Omit all images. Write out the rest of the material exactly.

Figure contents as structured data:
§

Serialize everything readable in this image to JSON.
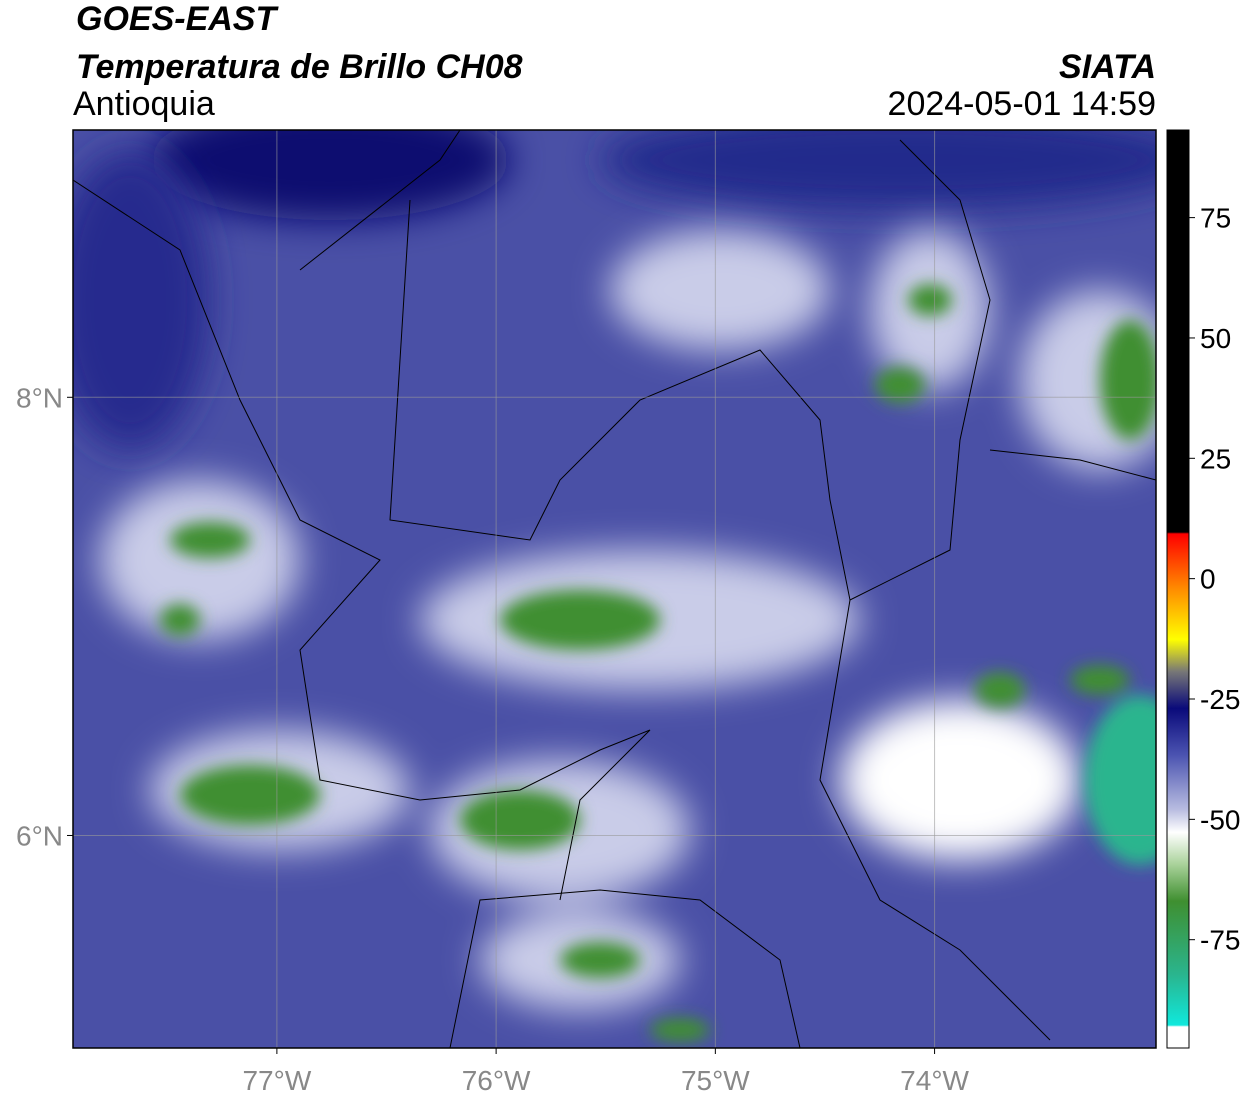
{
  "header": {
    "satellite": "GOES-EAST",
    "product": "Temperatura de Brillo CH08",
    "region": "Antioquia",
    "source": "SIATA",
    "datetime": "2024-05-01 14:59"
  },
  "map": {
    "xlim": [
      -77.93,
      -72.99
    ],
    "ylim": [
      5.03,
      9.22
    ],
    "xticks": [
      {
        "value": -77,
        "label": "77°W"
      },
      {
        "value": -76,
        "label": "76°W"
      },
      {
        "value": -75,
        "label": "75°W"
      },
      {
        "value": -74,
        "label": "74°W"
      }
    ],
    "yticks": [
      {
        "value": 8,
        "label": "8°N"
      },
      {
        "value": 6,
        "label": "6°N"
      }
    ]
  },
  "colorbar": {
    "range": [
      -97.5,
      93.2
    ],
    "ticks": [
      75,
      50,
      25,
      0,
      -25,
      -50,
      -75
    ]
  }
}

§

RESULT FOR THIS EXERCISE:
Serialize everything readable in this image to JSON.
{
  "header": {
    "satellite": "GOES-EAST",
    "product": "Temperatura de Brillo CH08",
    "region": "Antioquia",
    "source": "SIATA",
    "datetime": "2024-05-01 14:59"
  },
  "map": {
    "xlim": [
      -77.93,
      -72.99
    ],
    "ylim": [
      5.03,
      9.22
    ],
    "xticks": [
      {
        "value": -77,
        "label": "77°W"
      },
      {
        "value": -76,
        "label": "76°W"
      },
      {
        "value": -75,
        "label": "75°W"
      },
      {
        "value": -74,
        "label": "74°W"
      }
    ],
    "yticks": [
      {
        "value": 8,
        "label": "8°N"
      },
      {
        "value": 6,
        "label": "6°N"
      }
    ]
  },
  "colorbar": {
    "range": [
      -97.5,
      93.2
    ],
    "ticks": [
      75,
      50,
      25,
      0,
      -25,
      -50,
      -75
    ]
  }
}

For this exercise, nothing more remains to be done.